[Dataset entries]
________________

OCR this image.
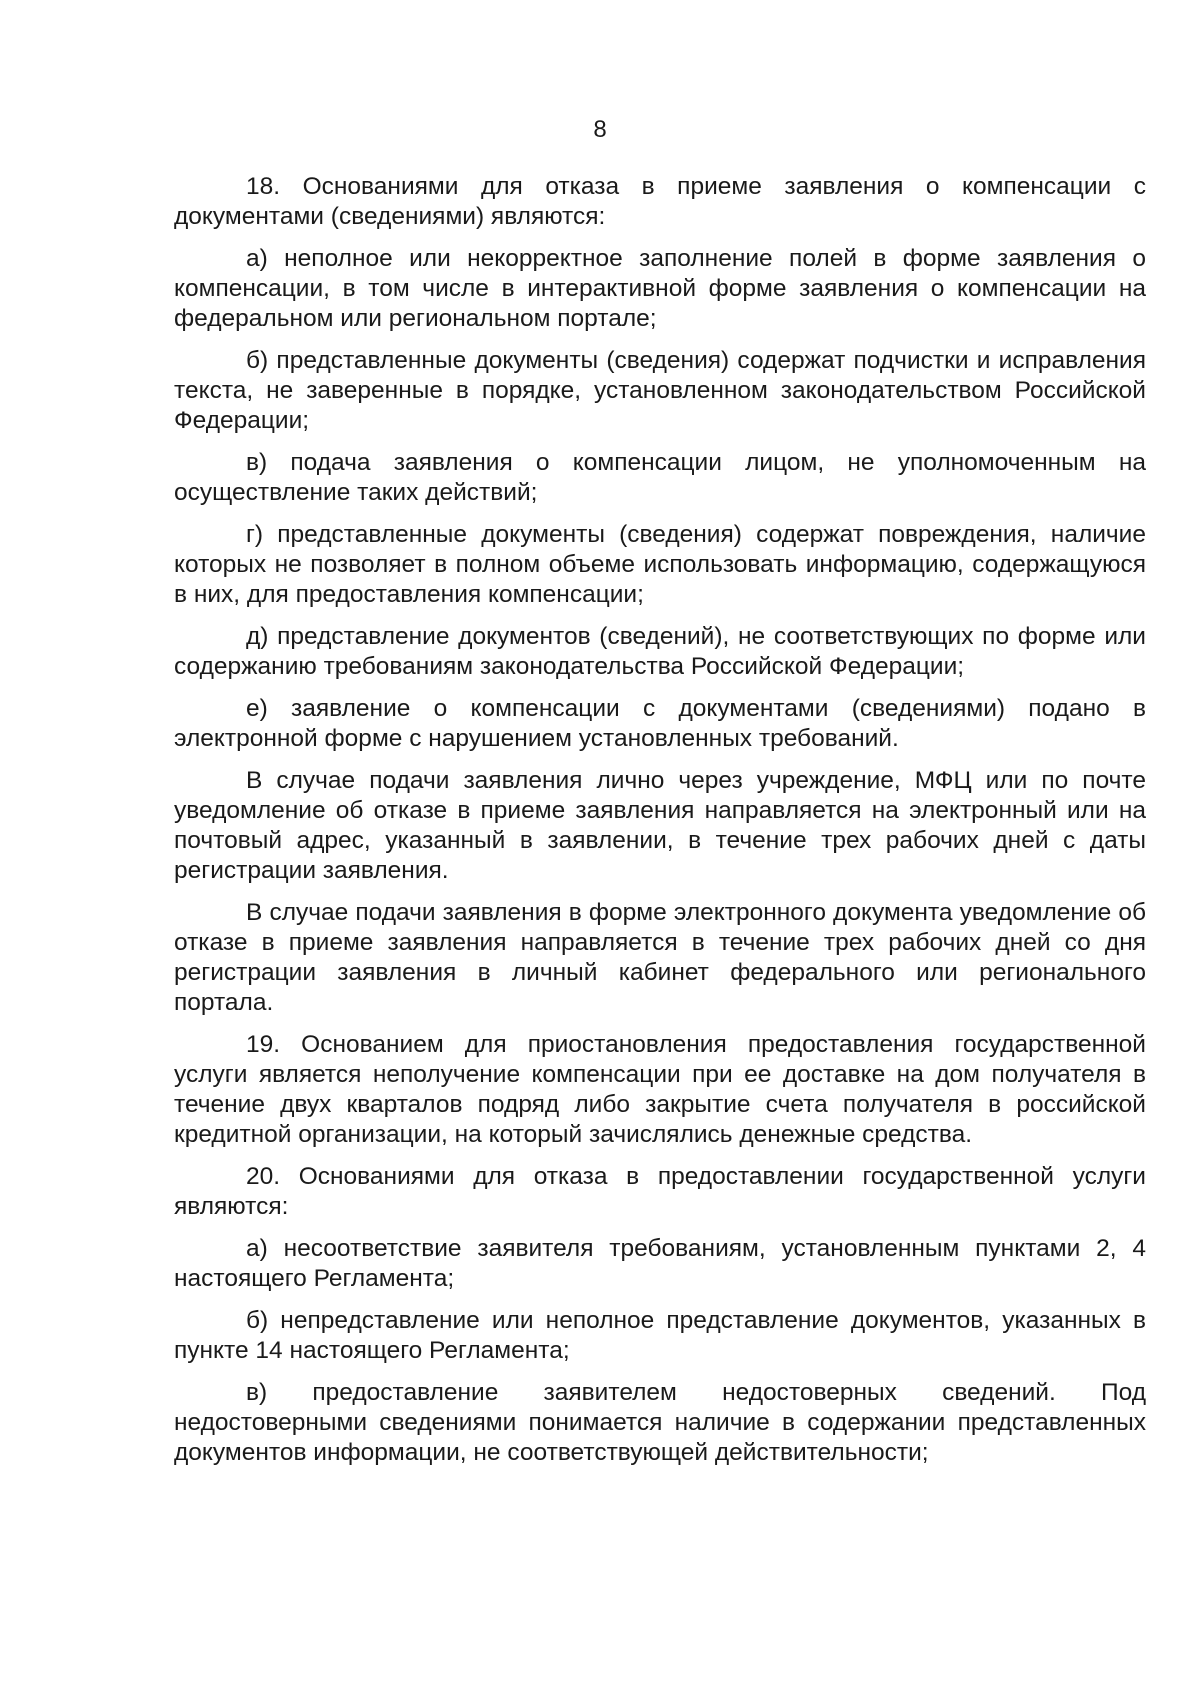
8

18. Основаниями для отказа в приеме заявления о компенсации с документами (сведениями) являются:

а) неполное или некорректное заполнение полей в форме заявления о компенсации, в том числе в интерактивной форме заявления о компенсации на федеральном или региональном портале;

б) представленные документы (сведения) содержат подчистки и исправления текста, не заверенные в порядке, установленном законодательством Российской Федерации;

в) подача заявления о компенсации лицом, не уполномоченным на осуществление таких действий;

г) представленные документы (сведения) содержат повреждения, наличие которых не позволяет в полном объеме использовать информацию, содержащуюся в них, для предоставления компенсации;

д) представление документов (сведений), не соответствующих по форме или содержанию требованиям законодательства Российской Федерации;

е) заявление о компенсации с документами (сведениями) подано в электронной форме с нарушением установленных требований.

В случае подачи заявления лично через учреждение, МФЦ или по почте уведомление об отказе в приеме заявления направляется на электронный или на почтовый адрес, указанный в заявлении, в течение трех рабочих дней с даты регистрации заявления.

В случае подачи заявления в форме электронного документа уведомление об отказе в приеме заявления направляется в течение трех рабочих дней со дня регистрации заявления в личный кабинет федерального или регионального портала.

19. Основанием для приостановления предоставления государственной услуги является неполучение компенсации при ее доставке на дом получателя в течение двух кварталов подряд либо закрытие счета получателя в российской кредитной организации, на который зачислялись денежные средства.

20. Основаниями для отказа в предоставлении государственной услуги являются:

а) несоответствие заявителя требованиям, установленным пунктами 2, 4 настоящего Регламента;

б) непредставление или неполное представление документов, указанных в пункте 14 настоящего Регламента;

в) предоставление заявителем недостоверных сведений. Под недостоверными сведениями понимается наличие в содержании представленных документов информации, не соответствующей действительности;
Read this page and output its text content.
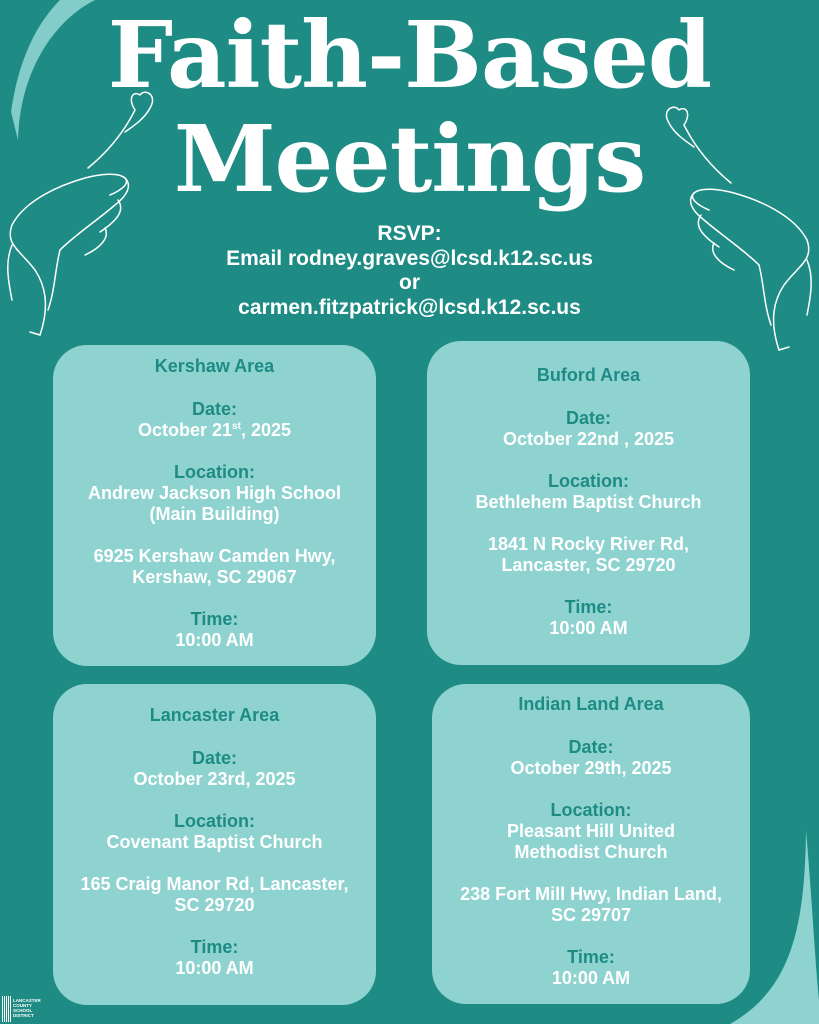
Faith-Based
Meetings
RSVP:
Email rodney.graves@lcsd.k12.sc.us
or
carmen.fitzpatrick@lcsd.k12.sc.us
Kershaw Area
Date:
October 21st, 2025
Location:
Andrew Jackson High School
(Main Building)
6925 Kershaw Camden Hwy,
Kershaw, SC 29067
Time:
10:00 AM
Buford Area
Date:
October 22nd , 2025
Location:
Bethlehem Baptist Church
1841 N Rocky River Rd,
Lancaster, SC 29720
Time:
10:00 AM
Lancaster Area
Date:
October 23rd, 2025
Location:
Covenant Baptist Church
165 Craig Manor Rd, Lancaster,
SC 29720
Time:
10:00 AM
Indian Land Area
Date:
October 29th, 2025
Location:
Pleasant Hill United
Methodist Church
238 Fort Mill Hwy, Indian Land,
SC 29707
Time:
10:00 AM
LANCASTER
COUNTY
SCHOOL
DISTRICT
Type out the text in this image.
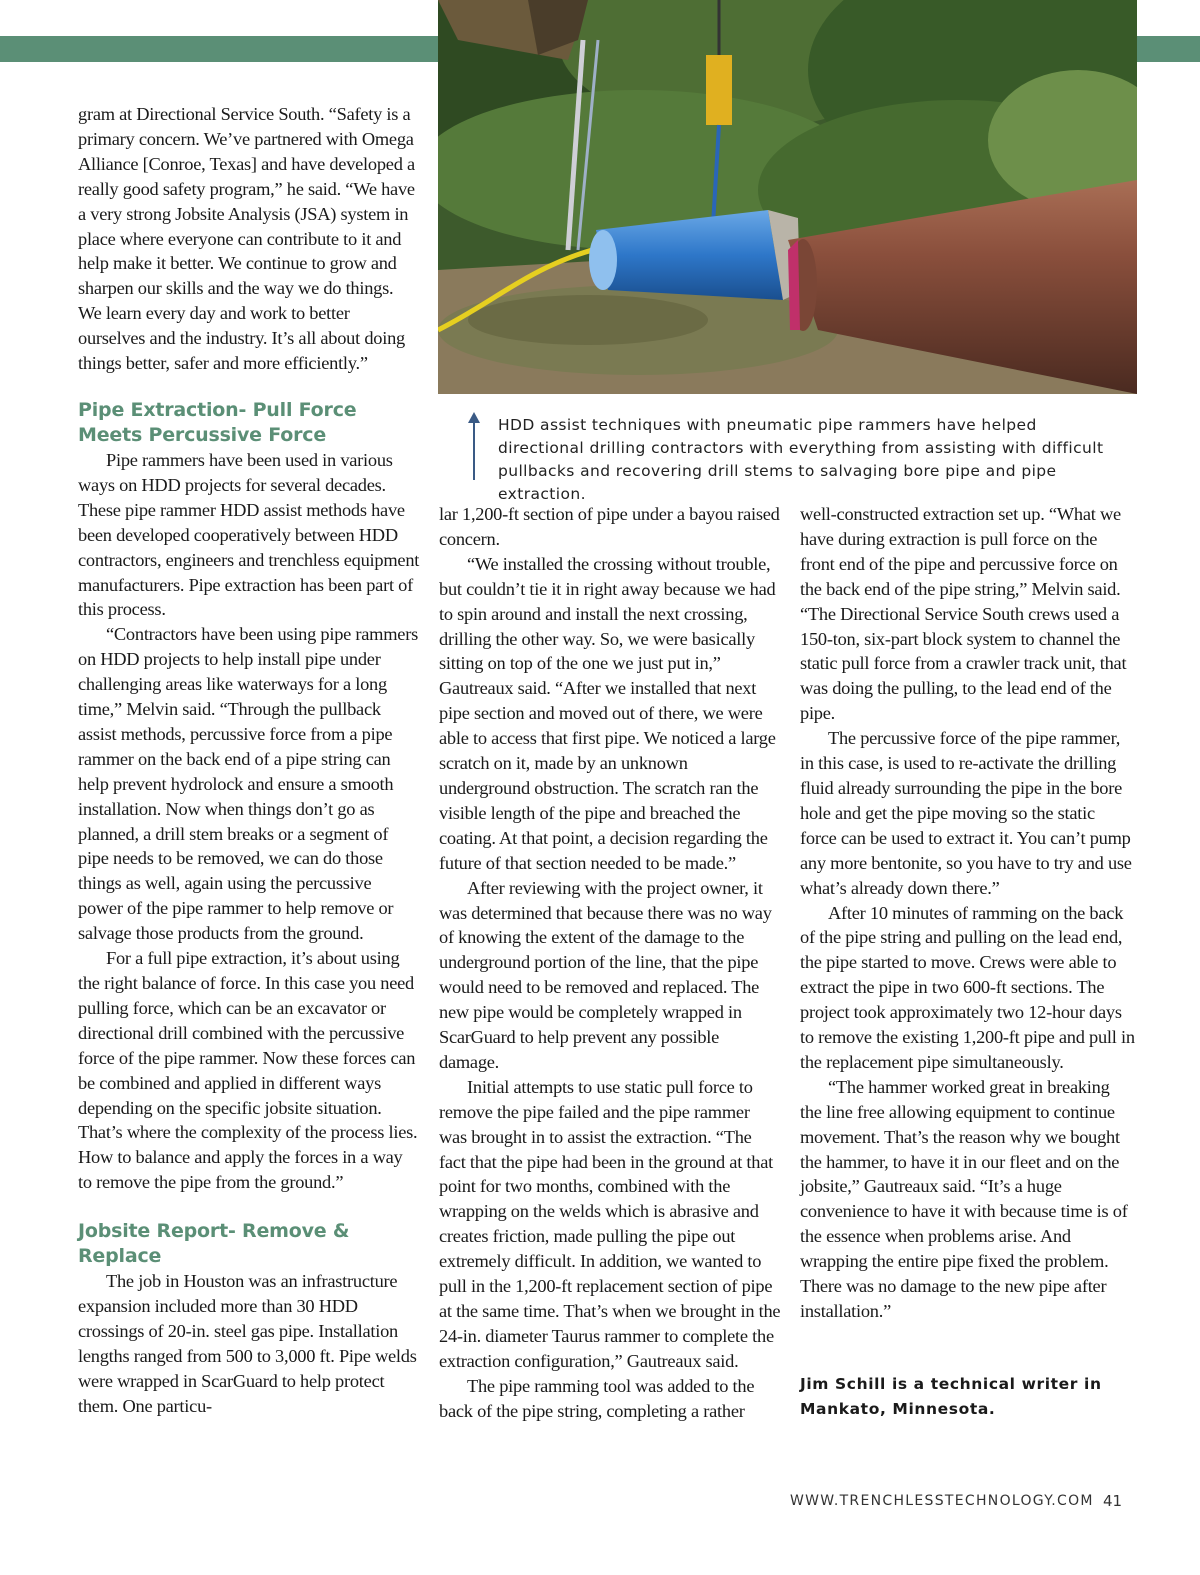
HDD assist techniques with pneumatic pipe rammers have helped directional drilling contractors with everything from assisting with difficult pullbacks and recovering drill stems to salvaging bore pipe and pipe extraction.

gram at Directional Service South. “Safety is a primary concern. We’ve partnered with Omega Alliance [Conroe, Texas] and have developed a really good safety program,” he said. “We have a very strong Jobsite Analysis (JSA) system in place where everyone can contribute to it and help make it better. We continue to grow and sharpen our skills and the way we do things. We learn every day and work to better ourselves and the industry. It’s all about doing things better, safer and more efficiently.”

Pipe Extraction- Pull Force Meets Percussive Force

Pipe rammers have been used in various ways on HDD projects for several decades. These pipe rammer HDD assist methods have been developed cooperatively between HDD contractors, engineers and trenchless equipment manufacturers. Pipe extraction has been part of this process.

“Contractors have been using pipe rammers on HDD projects to help install pipe under challenging areas like waterways for a long time,” Melvin said. “Through the pullback assist methods, percussive force from a pipe rammer on the back end of a pipe string can help prevent hydrolock and ensure a smooth installation. Now when things don’t go as planned, a drill stem breaks or a segment of pipe needs to be removed, we can do those things as well, again using the percussive power of the pipe rammer to help remove or salvage those products from the ground.

For a full pipe extraction, it’s about using the right balance of force. In this case you need pulling force, which can be an excavator or directional drill combined with the percussive force of the pipe rammer. Now these forces can be combined and applied in different ways depending on the specific jobsite situation. That’s where the complexity of the process lies. How to balance and apply the forces in a way to remove the pipe from the ground.”

Jobsite Report- Remove & Replace

The job in Houston was an infrastructure expansion included more than 30 HDD crossings of 20-in. steel gas pipe. Installation lengths ranged from 500 to 3,000 ft. Pipe welds were wrapped in ScarGuard to help protect them. One particu-

lar 1,200-ft section of pipe under a bayou raised concern.

“We installed the crossing without trouble, but couldn’t tie it in right away because we had to spin around and install the next crossing, drilling the other way. So, we were basically sitting on top of the one we just put in,” Gautreaux said. “After we installed that next pipe section and moved out of there, we were able to access that first pipe. We noticed a large scratch on it, made by an unknown underground obstruction. The scratch ran the visible length of the pipe and breached the coating. At that point, a decision regarding the future of that section needed to be made.”

After reviewing with the project owner, it was determined that because there was no way of knowing the extent of the damage to the underground portion of the line, that the pipe would need to be removed and replaced. The new pipe would be completely wrapped in ScarGuard to help prevent any possible damage.

Initial attempts to use static pull force to remove the pipe failed and the pipe rammer was brought in to assist the extraction. “The fact that the pipe had been in the ground at that point for two months, combined with the wrapping on the welds which is abrasive and creates friction, made pulling the pipe out extremely difficult. In addition, we wanted to pull in the 1,200-ft replacement section of pipe at the same time. That’s when we brought in the 24-in. diameter Taurus rammer to complete the extraction configuration,” Gautreaux said.

The pipe ramming tool was added to the back of the pipe string, completing a rather

well-constructed extraction set up. “What we have during extraction is pull force on the front end of the pipe and percussive force on the back end of the pipe string,” Melvin said. “The Directional Service South crews used a 150-ton, six-part block system to channel the static pull force from a crawler track unit, that was doing the pulling, to the lead end of the pipe.

The percussive force of the pipe rammer, in this case, is used to re-activate the drilling fluid already surrounding the pipe in the bore hole and get the pipe moving so the static force can be used to extract it. You can’t pump any more bentonite, so you have to try and use what’s already down there.”

After 10 minutes of ramming on the back of the pipe string and pulling on the lead end, the pipe started to move. Crews were able to extract the pipe in two 600-ft sections. The project took approximately two 12-hour days to remove the existing 1,200-ft pipe and pull in the replacement pipe simultaneously.

“The hammer worked great in breaking the line free allowing equipment to continue movement. That’s the reason why we bought the hammer, to have it in our fleet and on the jobsite,” Gautreaux said. “It’s a huge convenience to have it with because time is of the essence when problems arise. And wrapping the entire pipe fixed the problem. There was no damage to the new pipe after installation.”

Jim Schill is a technical writer in Mankato, Minnesota.

WWW.TRENCHLESSTECHNOLOGY.COM 41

________________

• **What you will do**
From the records given above, copy all lines containing "являются".

• **Final result**
18. Основаниями для отказа в приеме заявления о компенсации с документами (сведениями) являются:
20. Основаниями для отказа в предоставлении государственной услуги являются:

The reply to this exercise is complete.